══ EXERCISE INPUT
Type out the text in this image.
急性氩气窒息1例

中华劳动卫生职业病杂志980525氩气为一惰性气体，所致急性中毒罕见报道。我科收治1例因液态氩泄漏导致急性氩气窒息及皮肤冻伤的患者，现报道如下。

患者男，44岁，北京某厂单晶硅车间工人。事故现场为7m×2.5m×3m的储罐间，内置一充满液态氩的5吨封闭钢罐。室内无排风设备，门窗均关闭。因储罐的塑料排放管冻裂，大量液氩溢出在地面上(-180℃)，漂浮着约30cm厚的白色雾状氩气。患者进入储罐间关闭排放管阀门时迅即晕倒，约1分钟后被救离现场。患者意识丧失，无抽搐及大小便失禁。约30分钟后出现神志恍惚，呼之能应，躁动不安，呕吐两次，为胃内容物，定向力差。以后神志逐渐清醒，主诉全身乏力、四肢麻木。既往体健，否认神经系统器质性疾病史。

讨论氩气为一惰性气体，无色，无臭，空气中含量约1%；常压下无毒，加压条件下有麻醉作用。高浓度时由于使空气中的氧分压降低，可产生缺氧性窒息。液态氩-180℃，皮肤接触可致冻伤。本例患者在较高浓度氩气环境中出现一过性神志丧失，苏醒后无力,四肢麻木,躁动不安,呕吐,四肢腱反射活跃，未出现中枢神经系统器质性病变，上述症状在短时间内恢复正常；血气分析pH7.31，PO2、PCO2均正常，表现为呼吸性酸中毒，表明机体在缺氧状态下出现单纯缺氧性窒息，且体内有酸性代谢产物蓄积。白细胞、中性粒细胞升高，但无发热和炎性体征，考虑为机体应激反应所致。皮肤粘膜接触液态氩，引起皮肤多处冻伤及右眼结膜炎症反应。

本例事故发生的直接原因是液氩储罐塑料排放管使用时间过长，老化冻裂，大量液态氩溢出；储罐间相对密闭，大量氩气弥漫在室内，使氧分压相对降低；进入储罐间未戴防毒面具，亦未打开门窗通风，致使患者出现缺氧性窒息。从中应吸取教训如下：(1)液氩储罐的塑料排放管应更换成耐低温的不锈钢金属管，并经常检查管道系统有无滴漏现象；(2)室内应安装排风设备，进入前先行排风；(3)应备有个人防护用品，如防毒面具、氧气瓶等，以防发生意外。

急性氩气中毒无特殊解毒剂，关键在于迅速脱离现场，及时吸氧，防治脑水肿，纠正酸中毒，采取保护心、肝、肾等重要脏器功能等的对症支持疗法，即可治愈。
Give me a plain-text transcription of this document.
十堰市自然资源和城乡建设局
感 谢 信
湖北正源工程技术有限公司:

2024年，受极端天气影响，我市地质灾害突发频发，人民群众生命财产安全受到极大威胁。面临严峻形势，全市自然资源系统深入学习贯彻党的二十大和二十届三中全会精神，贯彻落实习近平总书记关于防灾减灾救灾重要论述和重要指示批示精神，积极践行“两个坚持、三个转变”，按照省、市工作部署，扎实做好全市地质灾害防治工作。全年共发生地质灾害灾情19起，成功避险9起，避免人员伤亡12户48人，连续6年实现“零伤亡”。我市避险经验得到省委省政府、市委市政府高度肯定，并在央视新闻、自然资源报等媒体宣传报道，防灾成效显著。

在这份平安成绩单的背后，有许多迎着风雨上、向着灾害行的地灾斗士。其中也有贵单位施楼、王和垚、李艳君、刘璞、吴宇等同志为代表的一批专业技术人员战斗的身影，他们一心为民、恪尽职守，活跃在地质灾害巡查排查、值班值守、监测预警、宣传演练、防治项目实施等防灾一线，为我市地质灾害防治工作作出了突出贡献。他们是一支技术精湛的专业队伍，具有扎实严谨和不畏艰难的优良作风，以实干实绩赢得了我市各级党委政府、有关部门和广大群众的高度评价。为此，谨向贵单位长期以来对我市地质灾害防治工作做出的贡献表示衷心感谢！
════
EXERCISE PROMPT | Repeat only the stretch of lines that opens with the line containing "Give me a plain-text" and closes with the final line of the entries, both included, exactly as written.

SOLUTION TO THE EXERCISE |
Give me a plain-text transcription of this document.
十堰市自然资源和城乡建设局
感 谢 信
湖北正源工程技术有限公司:

2024年，受极端天气影响，我市地质灾害突发频发，人民群众生命财产安全受到极大威胁。面临严峻形势，全市自然资源系统深入学习贯彻党的二十大和二十届三中全会精神，贯彻落实习近平总书记关于防灾减灾救灾重要论述和重要指示批示精神，积极践行“两个坚持、三个转变”，按照省、市工作部署，扎实做好全市地质灾害防治工作。全年共发生地质灾害灾情19起，成功避险9起，避免人员伤亡12户48人，连续6年实现“零伤亡”。我市避险经验得到省委省政府、市委市政府高度肯定，并在央视新闻、自然资源报等媒体宣传报道，防灾成效显著。

在这份平安成绩单的背后，有许多迎着风雨上、向着灾害行的地灾斗士。其中也有贵单位施楼、王和垚、李艳君、刘璞、吴宇等同志为代表的一批专业技术人员战斗的身影，他们一心为民、恪尽职守，活跃在地质灾害巡查排查、值班值守、监测预警、宣传演练、防治项目实施等防灾一线，为我市地质灾害防治工作作出了突出贡献。他们是一支技术精湛的专业队伍，具有扎实严谨和不畏艰难的优良作风，以实干实绩赢得了我市各级党委政府、有关部门和广大群众的高度评价。为此，谨向贵单位长期以来对我市地质灾害防治工作做出的贡献表示衷心感谢！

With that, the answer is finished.